** GIVEN REQUEST **
Read the entries below and pull out each line with the string "DRIVE".

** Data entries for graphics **
- - - -

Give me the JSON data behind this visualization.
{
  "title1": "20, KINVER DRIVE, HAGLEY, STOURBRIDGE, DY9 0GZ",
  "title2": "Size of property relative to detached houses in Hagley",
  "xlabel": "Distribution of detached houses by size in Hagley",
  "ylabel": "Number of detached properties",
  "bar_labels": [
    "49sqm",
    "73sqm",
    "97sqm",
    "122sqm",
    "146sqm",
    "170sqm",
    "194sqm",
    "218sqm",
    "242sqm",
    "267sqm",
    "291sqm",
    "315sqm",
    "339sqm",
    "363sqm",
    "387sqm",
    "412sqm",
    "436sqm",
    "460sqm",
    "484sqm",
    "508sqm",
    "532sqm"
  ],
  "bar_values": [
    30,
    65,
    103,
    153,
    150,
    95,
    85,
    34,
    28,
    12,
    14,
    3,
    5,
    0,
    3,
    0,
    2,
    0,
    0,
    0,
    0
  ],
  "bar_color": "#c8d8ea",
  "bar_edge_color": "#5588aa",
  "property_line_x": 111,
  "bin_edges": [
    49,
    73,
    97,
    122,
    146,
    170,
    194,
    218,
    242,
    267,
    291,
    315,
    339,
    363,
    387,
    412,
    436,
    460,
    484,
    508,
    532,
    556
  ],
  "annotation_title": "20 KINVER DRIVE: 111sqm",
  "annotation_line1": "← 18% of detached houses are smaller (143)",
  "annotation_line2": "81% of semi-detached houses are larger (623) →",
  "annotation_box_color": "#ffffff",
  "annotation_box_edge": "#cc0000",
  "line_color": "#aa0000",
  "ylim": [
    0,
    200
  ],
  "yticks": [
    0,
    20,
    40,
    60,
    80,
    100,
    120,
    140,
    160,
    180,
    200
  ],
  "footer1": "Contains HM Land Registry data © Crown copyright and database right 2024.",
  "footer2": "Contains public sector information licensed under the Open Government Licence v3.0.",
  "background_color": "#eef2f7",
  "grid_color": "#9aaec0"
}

- - - -

** THE ANSWER **
  "title1": "20, KINVER DRIVE, HAGLEY, STOURBRIDGE, DY9 0GZ",
  "annotation_title": "20 KINVER DRIVE: 111sqm",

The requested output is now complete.